▶ [DIRECTION]:
Filter the records below for the word "avoid". Copy each line that holds it.

▶ [Dataset entries]:
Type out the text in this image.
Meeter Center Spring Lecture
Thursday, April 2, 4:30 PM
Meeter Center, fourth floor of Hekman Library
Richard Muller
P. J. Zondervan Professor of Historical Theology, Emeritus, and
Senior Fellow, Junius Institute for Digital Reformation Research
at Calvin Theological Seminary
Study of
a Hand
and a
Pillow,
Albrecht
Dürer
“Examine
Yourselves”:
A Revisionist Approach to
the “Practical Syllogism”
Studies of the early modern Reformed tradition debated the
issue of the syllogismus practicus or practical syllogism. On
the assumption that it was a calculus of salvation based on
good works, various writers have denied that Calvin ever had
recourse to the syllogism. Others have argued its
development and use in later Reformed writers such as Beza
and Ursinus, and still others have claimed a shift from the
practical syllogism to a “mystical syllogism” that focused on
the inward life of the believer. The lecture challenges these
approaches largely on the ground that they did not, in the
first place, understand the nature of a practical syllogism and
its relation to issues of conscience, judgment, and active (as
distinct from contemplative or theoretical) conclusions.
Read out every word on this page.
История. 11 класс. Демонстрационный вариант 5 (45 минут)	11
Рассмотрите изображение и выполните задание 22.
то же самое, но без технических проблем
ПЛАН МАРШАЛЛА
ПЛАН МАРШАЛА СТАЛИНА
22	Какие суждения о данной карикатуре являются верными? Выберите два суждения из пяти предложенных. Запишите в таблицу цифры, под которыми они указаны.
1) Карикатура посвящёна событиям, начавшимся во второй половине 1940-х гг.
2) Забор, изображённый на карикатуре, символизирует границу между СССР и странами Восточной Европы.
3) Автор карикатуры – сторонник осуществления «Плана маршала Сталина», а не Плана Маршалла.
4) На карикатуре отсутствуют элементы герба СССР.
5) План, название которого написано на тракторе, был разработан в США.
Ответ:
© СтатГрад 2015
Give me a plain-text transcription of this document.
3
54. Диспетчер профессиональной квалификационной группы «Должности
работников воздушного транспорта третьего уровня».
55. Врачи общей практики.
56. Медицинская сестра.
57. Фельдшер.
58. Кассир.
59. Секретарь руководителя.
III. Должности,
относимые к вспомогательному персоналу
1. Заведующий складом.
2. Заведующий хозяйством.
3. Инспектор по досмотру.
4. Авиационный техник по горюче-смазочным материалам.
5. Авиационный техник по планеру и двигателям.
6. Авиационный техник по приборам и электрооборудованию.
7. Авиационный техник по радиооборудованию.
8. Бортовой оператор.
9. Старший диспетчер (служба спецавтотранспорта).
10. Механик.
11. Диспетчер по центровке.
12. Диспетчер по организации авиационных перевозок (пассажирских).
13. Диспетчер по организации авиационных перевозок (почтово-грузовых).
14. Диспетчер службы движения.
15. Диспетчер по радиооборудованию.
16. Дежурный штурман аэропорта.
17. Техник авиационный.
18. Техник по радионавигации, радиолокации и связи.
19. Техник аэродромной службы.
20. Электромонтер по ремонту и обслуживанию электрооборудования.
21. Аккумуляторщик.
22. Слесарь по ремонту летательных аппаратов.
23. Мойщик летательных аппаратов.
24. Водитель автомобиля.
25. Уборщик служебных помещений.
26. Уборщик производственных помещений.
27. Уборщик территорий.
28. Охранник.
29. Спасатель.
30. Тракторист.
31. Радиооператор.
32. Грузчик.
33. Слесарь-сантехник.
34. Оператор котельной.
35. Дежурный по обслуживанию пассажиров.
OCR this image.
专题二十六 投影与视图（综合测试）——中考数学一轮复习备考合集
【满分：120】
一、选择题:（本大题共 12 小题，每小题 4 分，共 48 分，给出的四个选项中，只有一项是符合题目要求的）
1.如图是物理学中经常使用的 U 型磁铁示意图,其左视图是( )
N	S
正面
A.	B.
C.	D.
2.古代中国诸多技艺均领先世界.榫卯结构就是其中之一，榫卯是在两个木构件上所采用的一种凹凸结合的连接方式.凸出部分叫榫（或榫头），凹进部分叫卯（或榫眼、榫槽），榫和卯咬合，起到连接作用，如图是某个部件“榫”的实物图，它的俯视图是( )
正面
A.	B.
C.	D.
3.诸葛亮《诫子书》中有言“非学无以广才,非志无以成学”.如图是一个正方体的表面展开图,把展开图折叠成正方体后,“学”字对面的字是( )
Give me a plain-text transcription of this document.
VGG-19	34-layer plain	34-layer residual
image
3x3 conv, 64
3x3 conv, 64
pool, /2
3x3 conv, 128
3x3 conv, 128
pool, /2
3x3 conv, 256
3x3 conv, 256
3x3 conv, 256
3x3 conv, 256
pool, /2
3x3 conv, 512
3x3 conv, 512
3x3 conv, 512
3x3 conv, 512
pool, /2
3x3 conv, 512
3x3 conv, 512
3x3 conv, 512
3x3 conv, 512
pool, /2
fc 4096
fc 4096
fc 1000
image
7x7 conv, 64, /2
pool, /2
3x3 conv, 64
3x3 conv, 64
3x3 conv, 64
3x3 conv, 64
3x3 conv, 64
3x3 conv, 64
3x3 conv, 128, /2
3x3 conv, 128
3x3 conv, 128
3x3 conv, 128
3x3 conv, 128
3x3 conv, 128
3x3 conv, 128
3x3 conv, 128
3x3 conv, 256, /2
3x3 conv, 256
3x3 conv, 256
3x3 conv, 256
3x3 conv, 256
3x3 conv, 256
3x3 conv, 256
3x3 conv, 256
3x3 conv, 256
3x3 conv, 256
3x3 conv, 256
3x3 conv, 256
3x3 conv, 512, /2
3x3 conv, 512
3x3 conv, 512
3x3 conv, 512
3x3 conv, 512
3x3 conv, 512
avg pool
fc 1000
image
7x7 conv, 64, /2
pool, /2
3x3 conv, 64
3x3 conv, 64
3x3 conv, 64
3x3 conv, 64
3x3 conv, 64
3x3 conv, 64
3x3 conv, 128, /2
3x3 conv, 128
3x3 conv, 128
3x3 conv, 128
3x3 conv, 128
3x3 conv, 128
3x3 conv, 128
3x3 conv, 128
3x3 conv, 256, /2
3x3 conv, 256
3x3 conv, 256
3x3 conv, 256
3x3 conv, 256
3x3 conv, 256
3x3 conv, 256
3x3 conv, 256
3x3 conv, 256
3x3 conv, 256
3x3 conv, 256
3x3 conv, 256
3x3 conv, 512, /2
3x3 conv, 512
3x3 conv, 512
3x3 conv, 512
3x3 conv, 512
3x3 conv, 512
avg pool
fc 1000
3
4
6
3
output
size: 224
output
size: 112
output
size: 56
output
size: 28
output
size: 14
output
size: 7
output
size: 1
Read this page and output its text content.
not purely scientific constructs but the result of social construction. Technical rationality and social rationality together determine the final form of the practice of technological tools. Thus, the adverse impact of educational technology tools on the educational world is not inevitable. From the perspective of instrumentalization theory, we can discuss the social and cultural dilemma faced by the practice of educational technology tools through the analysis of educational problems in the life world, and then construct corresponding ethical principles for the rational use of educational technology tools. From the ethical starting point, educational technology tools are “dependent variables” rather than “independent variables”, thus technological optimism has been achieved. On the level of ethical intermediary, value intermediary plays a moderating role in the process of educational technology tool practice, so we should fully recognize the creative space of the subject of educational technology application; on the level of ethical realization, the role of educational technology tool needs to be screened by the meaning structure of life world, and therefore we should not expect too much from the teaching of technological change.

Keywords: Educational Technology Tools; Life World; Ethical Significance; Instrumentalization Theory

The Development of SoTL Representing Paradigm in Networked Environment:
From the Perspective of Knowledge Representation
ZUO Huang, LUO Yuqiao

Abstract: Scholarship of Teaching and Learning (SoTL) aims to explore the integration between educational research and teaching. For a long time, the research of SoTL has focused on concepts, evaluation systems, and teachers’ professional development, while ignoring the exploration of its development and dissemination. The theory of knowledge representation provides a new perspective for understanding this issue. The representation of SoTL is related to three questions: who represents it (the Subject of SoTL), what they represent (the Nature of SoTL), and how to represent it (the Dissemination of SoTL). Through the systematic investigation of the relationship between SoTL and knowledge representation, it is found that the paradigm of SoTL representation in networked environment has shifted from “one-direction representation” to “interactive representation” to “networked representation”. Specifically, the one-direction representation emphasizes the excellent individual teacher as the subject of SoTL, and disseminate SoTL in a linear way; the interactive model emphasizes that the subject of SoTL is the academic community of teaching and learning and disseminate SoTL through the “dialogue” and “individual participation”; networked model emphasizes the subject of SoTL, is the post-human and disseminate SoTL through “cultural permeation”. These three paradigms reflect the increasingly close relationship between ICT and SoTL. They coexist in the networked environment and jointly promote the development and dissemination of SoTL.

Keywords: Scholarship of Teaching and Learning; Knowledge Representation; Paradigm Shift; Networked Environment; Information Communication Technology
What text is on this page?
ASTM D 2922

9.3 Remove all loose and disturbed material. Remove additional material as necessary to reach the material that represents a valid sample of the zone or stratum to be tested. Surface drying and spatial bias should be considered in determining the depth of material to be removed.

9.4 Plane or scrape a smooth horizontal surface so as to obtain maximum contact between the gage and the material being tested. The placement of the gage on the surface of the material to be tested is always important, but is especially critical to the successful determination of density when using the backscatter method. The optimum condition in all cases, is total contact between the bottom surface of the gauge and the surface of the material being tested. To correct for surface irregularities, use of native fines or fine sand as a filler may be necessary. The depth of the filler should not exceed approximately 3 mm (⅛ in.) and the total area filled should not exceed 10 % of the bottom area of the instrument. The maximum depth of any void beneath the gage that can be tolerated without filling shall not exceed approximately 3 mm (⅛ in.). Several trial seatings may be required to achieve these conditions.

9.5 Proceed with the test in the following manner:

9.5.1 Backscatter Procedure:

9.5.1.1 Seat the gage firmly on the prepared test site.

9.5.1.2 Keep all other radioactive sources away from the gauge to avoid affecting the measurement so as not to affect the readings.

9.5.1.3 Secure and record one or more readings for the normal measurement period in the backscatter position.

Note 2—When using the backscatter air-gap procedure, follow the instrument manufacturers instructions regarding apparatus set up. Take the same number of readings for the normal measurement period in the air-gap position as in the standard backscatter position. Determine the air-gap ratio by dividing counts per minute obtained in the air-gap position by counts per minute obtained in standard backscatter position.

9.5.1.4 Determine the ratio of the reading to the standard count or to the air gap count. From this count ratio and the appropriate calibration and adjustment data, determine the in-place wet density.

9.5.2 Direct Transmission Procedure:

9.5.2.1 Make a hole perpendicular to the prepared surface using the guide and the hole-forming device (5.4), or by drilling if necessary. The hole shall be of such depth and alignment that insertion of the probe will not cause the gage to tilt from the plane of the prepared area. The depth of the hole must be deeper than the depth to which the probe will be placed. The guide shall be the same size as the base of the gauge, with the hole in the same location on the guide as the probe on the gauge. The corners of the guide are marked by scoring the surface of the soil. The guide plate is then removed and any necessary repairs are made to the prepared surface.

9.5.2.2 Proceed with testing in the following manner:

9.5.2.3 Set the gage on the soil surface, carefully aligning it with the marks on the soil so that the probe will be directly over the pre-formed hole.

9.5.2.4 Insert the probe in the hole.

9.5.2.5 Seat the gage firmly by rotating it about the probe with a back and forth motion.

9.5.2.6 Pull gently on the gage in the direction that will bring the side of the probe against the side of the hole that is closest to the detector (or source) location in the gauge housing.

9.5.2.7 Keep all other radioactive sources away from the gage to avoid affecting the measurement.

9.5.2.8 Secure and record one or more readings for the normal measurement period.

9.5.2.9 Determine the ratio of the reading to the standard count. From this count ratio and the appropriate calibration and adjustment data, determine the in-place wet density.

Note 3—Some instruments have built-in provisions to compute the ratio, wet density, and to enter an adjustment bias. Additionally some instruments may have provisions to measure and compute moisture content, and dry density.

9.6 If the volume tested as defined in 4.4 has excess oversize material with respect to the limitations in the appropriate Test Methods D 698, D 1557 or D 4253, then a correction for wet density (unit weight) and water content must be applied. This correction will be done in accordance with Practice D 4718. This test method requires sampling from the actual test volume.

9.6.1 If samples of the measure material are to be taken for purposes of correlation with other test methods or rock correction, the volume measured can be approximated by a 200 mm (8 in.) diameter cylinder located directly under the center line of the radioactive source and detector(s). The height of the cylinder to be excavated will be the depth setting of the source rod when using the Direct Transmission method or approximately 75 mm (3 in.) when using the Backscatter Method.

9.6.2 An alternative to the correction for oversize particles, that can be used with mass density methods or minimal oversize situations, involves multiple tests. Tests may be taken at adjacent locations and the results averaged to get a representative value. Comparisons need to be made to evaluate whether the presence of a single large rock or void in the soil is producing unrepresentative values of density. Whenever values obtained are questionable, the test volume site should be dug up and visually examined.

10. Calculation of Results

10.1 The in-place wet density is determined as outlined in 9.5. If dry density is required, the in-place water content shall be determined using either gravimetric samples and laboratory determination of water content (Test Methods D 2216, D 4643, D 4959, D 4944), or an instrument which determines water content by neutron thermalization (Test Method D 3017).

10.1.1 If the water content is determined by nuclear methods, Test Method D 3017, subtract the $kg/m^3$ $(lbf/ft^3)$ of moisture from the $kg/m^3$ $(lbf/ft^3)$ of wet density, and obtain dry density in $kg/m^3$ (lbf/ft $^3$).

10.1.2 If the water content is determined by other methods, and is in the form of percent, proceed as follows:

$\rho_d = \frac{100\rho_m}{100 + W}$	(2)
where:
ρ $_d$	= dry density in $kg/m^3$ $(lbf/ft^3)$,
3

▶ [ANSWER FOR THE TASK]:
9.5.1.2 Keep all other radioactive sources away from the gauge to avoid affecting the measurement so as not to affect the readings.
9.5.2.7 Keep all other radioactive sources away from the gage to avoid affecting the measurement.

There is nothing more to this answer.